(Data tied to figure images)

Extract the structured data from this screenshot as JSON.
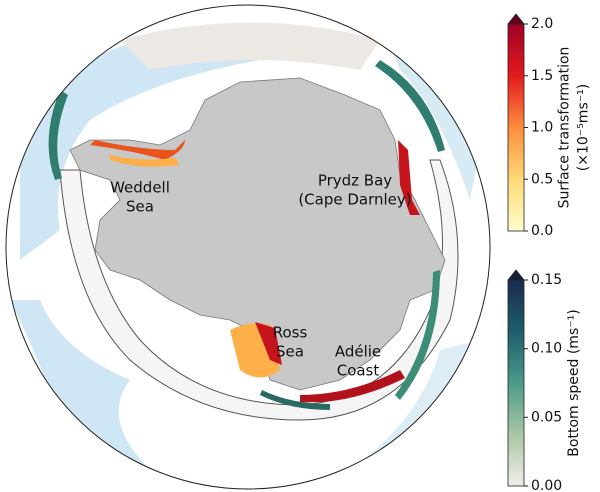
{
  "map": {
    "regions": [
      {
        "lines": [
          "Weddell",
          "Sea"
        ]
      },
      {
        "lines": [
          "Prydz Bay",
          "(Cape Darnley)"
        ]
      },
      {
        "lines": [
          "Ross",
          "Sea"
        ]
      },
      {
        "lines": [
          "Adélie",
          "Coast"
        ]
      }
    ],
    "colorbars": [
      {
        "label_lines": [
          "Surface transformation",
          "(×10⁻⁵ms⁻¹)"
        ],
        "ylim": [
          0,
          2
        ],
        "yticks": [
          {
            "value": 0,
            "label": "0.0"
          },
          {
            "value": 0.5,
            "label": "0.5"
          },
          {
            "value": 1,
            "label": "1.0"
          },
          {
            "value": 1.5,
            "label": "1.5"
          },
          {
            "value": 2,
            "label": "2.0"
          }
        ],
        "colors": [
          "#ffffcc",
          "#fed976",
          "#fd8d3c",
          "#e31a1c",
          "#9e0126"
        ],
        "extend_color": "#67001f"
      },
      {
        "label_lines": [
          "Bottom speed (ms⁻¹)"
        ],
        "ylim": [
          0,
          0.15
        ],
        "yticks": [
          {
            "value": 0,
            "label": "0.00"
          },
          {
            "value": 0.05,
            "label": "0.05"
          },
          {
            "value": 0.1,
            "label": "0.10"
          },
          0.15
        ],
        "colors": [
          "#f1eeeb",
          "#a9c7a4",
          "#4d9a8a",
          "#1d5e6b",
          "#1a2c4e"
        ],
        "extend_color": "#13203a"
      }
    ]
  }
}
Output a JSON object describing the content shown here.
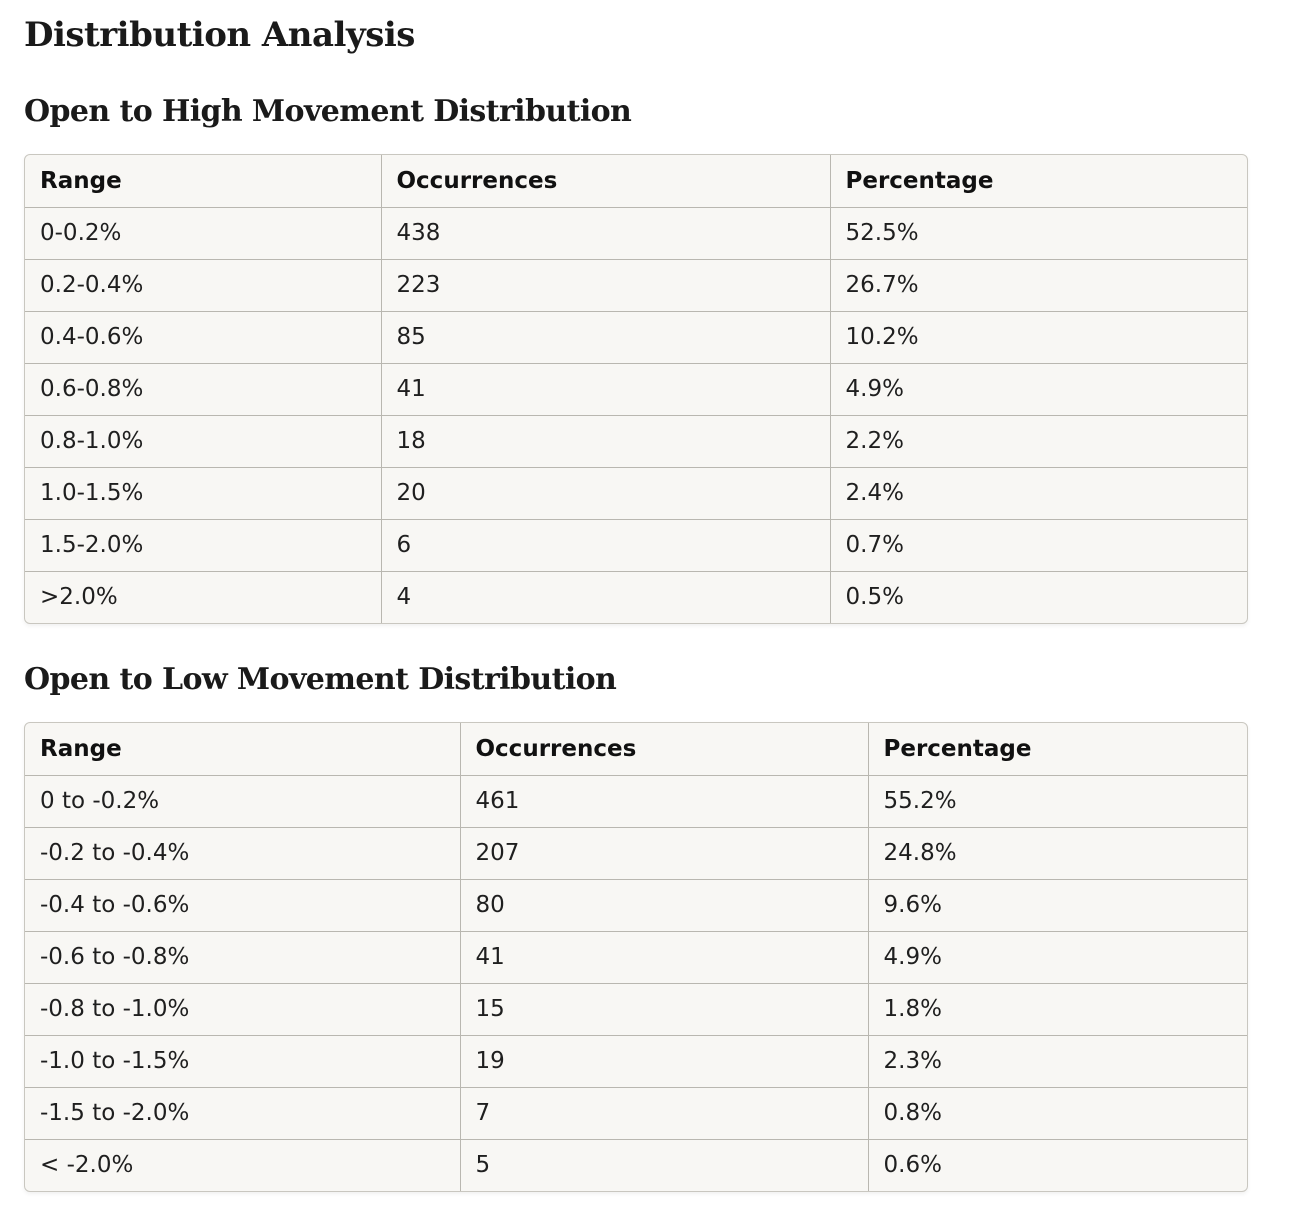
{
  "title": "Distribution Analysis",
  "sections": [
    {
      "heading": "Open to High Movement Distribution",
      "columns": [
        "Range",
        "Occurrences",
        "Percentage"
      ],
      "rows": [
        [
          "0-0.2%",
          "438",
          "52.5%"
        ],
        [
          "0.2-0.4%",
          "223",
          "26.7%"
        ],
        [
          "0.4-0.6%",
          "85",
          "10.2%"
        ],
        [
          "0.6-0.8%",
          "41",
          "4.9%"
        ],
        [
          "0.8-1.0%",
          "18",
          "2.2%"
        ],
        [
          "1.0-1.5%",
          "20",
          "2.4%"
        ],
        [
          "1.5-2.0%",
          "6",
          "0.7%"
        ],
        [
          ">2.0%",
          "4",
          "0.5%"
        ]
      ]
    },
    {
      "heading": "Open to Low Movement Distribution",
      "columns": [
        "Range",
        "Occurrences",
        "Percentage"
      ],
      "rows": [
        [
          "0 to -0.2%",
          "461",
          "55.2%"
        ],
        [
          "-0.2 to -0.4%",
          "207",
          "24.8%"
        ],
        [
          "-0.4 to -0.6%",
          "80",
          "9.6%"
        ],
        [
          "-0.6 to -0.8%",
          "41",
          "4.9%"
        ],
        [
          "-0.8 to -1.0%",
          "15",
          "1.8%"
        ],
        [
          "-1.0 to -1.5%",
          "19",
          "2.3%"
        ],
        [
          "-1.5 to -2.0%",
          "7",
          "0.8%"
        ],
        [
          "< -2.0%",
          "5",
          "0.6%"
        ]
      ]
    }
  ],
  "colors": {
    "table_background": "#f8f7f4",
    "border": "#b9b7b0",
    "text": "#1a1a1a"
  }
}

TASK DETAILS: In your copy of the records, include no pictures; repeat everything else exactly.

RESULT FOR THIS TASK:
Extract the structured data from this screenshot as JSON.
{
  "map": {
    "regions": [
      {
        "lines": [
          "Weddell",
          "Sea"
        ]
      },
      {
        "lines": [
          "Prydz Bay",
          "(Cape Darnley)"
        ]
      },
      {
        "lines": [
          "Ross",
          "Sea"
        ]
      },
      {
        "lines": [
          "Adélie",
          "Coast"
        ]
      }
    ],
    "colorbars": [
      {
        "label_lines": [
          "Surface transformation",
          "(×10⁻⁵ms⁻¹)"
        ],
        "ylim": [
          0,
          2
        ],
        "yticks": [
          {
            "value": 0,
            "label": "0.0"
          },
          {
            "value": 0.5,
            "label": "0.5"
          },
          {
            "value": 1,
            "label": "1.0"
          },
          {
            "value": 1.5,
            "label": "1.5"
          },
          {
            "value": 2,
            "label": "2.0"
          }
        ],
        "colors": [
          "#ffffcc",
          "#fed976",
          "#fd8d3c",
          "#e31a1c",
          "#9e0126"
        ],
        "extend_color": "#67001f"
      },
      {
        "label_lines": [
          "Bottom speed (ms⁻¹)"
        ],
        "ylim": [
          0,
          0.15
        ],
        "yticks": [
          {
            "value": 0,
            "label": "0.00"
          },
          {
            "value": 0.05,
            "label": "0.05"
          },
          {
            "value": 0.1,
            "label": "0.10"
          },
          0.15
        ],
        "colors": [
          "#f1eeeb",
          "#a9c7a4",
          "#4d9a8a",
          "#1d5e6b",
          "#1a2c4e"
        ],
        "extend_color": "#13203a"
      }
    ]
  }
}
Output a JSON object describing the content shown here.
{
  "title": "Distribution Analysis",
  "sections": [
    {
      "heading": "Open to High Movement Distribution",
      "columns": [
        "Range",
        "Occurrences",
        "Percentage"
      ],
      "rows": [
        [
          "0-0.2%",
          "438",
          "52.5%"
        ],
        [
          "0.2-0.4%",
          "223",
          "26.7%"
        ],
        [
          "0.4-0.6%",
          "85",
          "10.2%"
        ],
        [
          "0.6-0.8%",
          "41",
          "4.9%"
        ],
        [
          "0.8-1.0%",
          "18",
          "2.2%"
        ],
        [
          "1.0-1.5%",
          "20",
          "2.4%"
        ],
        [
          "1.5-2.0%",
          "6",
          "0.7%"
        ],
        [
          ">2.0%",
          "4",
          "0.5%"
        ]
      ]
    },
    {
      "heading": "Open to Low Movement Distribution",
      "columns": [
        "Range",
        "Occurrences",
        "Percentage"
      ],
      "rows": [
        [
          "0 to -0.2%",
          "461",
          "55.2%"
        ],
        [
          "-0.2 to -0.4%",
          "207",
          "24.8%"
        ],
        [
          "-0.4 to -0.6%",
          "80",
          "9.6%"
        ],
        [
          "-0.6 to -0.8%",
          "41",
          "4.9%"
        ],
        [
          "-0.8 to -1.0%",
          "15",
          "1.8%"
        ],
        [
          "-1.0 to -1.5%",
          "19",
          "2.3%"
        ],
        [
          "-1.5 to -2.0%",
          "7",
          "0.8%"
        ],
        [
          "< -2.0%",
          "5",
          "0.6%"
        ]
      ]
    }
  ],
  "colors": {
    "table_background": "#f8f7f4",
    "border": "#b9b7b0",
    "text": "#1a1a1a"
  }
}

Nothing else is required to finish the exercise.